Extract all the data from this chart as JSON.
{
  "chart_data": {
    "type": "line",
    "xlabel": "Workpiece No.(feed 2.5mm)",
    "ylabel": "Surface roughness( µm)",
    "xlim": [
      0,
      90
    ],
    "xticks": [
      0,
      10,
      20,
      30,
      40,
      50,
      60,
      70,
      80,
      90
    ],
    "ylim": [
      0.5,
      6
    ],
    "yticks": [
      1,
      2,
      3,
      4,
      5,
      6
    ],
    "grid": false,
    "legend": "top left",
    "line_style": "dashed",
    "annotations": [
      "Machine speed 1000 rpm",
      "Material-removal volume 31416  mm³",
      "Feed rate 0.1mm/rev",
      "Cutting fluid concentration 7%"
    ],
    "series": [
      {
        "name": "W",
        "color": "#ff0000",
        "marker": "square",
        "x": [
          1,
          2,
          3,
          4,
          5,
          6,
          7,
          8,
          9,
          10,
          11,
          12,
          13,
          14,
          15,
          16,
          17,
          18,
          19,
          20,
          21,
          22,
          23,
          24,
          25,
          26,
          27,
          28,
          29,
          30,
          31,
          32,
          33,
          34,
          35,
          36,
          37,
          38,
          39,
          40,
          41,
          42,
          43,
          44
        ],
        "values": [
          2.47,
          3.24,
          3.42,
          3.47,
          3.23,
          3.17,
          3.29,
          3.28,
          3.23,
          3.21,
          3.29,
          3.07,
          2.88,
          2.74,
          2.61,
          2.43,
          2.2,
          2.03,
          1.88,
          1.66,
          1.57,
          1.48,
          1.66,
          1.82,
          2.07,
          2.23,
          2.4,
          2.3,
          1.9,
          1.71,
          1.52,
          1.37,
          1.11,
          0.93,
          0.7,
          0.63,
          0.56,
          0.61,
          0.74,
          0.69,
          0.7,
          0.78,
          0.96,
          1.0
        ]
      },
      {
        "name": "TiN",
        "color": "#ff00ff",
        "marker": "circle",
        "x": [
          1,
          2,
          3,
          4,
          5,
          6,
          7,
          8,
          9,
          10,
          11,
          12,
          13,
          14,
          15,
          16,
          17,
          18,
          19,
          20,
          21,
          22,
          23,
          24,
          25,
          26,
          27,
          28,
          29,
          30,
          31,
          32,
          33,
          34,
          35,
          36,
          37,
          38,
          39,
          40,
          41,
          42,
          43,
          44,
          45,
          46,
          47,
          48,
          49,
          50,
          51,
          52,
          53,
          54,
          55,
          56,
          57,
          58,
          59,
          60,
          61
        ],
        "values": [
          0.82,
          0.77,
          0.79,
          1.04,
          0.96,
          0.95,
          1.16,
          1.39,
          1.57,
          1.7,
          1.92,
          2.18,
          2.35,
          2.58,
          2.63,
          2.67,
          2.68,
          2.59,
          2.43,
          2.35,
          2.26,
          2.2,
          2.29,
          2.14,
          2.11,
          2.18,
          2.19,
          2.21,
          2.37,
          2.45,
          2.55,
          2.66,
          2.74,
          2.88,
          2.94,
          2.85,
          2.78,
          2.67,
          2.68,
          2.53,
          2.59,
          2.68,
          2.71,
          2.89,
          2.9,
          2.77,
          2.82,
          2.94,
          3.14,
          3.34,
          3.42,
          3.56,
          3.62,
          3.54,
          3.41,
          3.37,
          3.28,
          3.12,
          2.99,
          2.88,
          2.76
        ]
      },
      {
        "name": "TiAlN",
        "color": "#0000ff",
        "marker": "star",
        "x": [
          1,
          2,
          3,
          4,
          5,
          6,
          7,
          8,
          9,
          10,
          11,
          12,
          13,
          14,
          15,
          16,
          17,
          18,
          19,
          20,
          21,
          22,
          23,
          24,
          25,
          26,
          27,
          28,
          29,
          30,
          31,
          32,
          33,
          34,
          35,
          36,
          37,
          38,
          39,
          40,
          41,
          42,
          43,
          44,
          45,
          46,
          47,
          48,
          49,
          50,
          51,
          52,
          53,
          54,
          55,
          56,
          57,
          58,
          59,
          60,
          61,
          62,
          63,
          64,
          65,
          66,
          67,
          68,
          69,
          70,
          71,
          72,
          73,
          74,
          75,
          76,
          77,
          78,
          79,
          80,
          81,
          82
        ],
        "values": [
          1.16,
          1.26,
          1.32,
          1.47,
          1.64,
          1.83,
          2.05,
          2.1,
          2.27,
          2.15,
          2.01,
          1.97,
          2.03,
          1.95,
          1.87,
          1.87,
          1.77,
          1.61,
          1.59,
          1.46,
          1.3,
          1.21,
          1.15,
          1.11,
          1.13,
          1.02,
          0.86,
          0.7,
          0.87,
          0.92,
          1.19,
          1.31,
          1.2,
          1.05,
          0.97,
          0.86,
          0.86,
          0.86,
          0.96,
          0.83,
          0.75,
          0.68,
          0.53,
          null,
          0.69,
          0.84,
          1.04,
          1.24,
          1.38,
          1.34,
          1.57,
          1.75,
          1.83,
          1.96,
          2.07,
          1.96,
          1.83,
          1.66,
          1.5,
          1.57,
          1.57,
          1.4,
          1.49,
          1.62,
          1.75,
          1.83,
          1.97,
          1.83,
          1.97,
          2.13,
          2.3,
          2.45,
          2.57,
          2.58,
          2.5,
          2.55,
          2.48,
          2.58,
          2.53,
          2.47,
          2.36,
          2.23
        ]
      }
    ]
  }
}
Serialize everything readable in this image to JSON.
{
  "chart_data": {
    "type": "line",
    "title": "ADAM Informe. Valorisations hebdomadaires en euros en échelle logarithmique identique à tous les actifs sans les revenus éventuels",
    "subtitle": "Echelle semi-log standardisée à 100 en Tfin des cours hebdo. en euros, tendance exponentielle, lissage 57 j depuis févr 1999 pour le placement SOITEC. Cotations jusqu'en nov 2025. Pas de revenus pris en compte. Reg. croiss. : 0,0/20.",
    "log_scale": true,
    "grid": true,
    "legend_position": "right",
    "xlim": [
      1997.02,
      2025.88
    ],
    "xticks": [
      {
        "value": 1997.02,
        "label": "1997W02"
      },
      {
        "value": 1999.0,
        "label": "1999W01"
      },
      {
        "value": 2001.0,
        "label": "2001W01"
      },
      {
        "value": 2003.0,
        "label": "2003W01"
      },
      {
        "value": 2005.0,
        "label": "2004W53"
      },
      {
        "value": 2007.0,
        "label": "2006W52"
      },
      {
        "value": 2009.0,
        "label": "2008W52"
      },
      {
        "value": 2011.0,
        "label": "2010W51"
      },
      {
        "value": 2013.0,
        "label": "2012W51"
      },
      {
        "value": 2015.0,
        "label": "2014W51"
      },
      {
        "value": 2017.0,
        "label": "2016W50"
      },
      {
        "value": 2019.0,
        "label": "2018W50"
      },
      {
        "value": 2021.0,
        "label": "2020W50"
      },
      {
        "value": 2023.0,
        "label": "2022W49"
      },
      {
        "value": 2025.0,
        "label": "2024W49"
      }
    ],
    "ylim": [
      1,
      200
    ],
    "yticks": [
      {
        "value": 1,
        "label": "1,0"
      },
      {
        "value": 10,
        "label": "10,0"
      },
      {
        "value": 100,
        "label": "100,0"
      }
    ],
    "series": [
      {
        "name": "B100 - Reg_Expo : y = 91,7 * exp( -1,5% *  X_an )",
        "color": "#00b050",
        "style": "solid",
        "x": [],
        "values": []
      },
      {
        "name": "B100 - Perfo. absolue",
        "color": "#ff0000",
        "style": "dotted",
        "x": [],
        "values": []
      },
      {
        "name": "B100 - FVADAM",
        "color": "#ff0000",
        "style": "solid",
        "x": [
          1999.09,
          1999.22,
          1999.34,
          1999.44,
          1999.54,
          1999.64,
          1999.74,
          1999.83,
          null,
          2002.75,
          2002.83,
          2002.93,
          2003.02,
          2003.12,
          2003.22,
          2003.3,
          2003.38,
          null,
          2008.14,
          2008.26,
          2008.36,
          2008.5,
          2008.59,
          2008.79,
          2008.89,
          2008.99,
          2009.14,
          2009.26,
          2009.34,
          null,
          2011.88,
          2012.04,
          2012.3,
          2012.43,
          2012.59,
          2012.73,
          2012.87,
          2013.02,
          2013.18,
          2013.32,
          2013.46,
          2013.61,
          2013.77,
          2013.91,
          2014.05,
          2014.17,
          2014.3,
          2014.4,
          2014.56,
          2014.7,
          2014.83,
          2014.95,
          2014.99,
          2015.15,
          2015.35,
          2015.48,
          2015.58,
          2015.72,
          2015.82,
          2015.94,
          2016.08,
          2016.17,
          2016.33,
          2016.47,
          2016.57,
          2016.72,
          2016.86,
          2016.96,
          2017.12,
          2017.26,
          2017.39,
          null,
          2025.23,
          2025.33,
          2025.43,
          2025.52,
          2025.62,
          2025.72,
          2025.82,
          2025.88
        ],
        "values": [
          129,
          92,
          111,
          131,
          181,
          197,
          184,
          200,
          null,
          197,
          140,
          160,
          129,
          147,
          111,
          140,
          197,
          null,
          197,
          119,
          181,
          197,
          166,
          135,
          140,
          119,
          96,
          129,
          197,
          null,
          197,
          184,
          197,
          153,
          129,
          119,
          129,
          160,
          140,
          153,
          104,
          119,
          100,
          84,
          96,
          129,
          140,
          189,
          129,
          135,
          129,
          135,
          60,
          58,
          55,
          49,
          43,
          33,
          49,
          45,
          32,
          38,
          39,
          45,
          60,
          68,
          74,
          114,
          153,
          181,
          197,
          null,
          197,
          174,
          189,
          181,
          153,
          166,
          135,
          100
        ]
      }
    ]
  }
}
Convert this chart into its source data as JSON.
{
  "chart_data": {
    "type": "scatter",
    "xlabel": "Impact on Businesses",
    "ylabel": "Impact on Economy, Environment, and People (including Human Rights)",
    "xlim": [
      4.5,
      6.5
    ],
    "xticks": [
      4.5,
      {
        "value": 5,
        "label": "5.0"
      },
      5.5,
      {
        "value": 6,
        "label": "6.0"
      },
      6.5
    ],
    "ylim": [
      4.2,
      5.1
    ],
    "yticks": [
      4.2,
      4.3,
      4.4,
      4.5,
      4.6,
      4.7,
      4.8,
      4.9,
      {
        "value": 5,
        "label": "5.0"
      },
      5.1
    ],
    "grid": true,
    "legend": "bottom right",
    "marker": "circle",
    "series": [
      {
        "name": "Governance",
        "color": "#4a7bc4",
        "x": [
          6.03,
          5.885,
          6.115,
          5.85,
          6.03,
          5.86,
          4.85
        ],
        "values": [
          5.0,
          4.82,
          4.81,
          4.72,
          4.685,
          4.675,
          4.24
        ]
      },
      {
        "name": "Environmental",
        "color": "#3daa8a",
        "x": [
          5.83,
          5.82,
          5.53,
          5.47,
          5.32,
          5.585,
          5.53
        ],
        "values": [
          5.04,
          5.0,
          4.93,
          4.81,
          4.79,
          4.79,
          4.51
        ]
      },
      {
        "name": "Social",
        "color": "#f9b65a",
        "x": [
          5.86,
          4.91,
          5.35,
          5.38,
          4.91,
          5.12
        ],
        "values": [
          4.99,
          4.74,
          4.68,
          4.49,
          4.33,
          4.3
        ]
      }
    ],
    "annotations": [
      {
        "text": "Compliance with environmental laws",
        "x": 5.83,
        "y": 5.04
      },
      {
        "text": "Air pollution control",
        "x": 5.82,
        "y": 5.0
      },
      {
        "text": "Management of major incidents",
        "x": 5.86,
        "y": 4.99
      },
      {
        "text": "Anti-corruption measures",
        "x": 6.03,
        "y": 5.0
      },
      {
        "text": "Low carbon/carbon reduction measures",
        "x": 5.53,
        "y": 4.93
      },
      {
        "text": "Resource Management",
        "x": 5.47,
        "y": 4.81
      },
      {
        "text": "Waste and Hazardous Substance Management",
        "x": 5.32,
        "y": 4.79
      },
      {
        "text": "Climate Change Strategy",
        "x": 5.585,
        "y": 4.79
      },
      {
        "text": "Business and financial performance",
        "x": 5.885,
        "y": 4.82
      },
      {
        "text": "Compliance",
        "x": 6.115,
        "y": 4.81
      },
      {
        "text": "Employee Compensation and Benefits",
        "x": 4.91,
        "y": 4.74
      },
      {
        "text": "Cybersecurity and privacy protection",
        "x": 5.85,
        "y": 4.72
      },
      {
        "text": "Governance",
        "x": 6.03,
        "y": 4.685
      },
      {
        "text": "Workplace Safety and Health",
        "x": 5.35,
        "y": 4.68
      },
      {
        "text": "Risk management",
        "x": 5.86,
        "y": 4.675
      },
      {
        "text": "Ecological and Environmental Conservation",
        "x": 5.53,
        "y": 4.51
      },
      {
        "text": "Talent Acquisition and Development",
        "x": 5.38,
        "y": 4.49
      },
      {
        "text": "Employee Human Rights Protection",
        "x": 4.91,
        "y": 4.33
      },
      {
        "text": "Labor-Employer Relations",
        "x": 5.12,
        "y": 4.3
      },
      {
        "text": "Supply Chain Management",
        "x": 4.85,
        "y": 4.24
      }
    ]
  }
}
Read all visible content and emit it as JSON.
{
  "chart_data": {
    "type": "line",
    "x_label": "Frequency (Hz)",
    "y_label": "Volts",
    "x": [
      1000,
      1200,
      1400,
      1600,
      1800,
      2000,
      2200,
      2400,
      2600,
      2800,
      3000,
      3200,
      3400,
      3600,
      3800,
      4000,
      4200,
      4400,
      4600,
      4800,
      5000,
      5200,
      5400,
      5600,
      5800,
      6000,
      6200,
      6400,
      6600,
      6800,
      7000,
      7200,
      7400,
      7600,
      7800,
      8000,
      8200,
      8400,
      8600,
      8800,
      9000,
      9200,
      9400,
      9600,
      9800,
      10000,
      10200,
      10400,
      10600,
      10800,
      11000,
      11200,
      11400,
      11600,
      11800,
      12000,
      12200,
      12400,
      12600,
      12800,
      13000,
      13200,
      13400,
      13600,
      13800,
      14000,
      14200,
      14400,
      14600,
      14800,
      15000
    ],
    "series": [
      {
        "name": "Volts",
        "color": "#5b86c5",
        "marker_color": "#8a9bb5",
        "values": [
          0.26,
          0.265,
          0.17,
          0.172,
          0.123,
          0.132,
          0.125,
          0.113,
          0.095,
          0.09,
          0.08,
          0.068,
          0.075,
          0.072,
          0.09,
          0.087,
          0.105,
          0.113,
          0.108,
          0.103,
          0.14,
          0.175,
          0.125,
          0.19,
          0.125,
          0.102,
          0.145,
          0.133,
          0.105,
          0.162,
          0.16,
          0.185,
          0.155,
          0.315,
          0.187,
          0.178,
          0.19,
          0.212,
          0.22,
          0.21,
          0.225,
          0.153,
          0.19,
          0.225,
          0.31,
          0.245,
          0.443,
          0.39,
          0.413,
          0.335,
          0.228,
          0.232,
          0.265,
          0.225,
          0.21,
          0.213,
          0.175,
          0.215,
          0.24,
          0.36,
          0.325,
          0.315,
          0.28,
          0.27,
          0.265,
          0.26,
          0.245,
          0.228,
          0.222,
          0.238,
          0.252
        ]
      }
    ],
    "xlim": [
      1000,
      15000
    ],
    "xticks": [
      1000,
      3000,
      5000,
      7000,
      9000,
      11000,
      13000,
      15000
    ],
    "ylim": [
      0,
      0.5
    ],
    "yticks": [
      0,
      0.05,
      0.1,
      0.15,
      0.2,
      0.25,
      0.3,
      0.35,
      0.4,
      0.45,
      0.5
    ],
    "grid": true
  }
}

= = = = =

- [WHAT YOU WILL DO] Give the number of lines in the material above that have the word "Compliance" in them, and nothing more.

- [COMPLETE OUTPUT] 2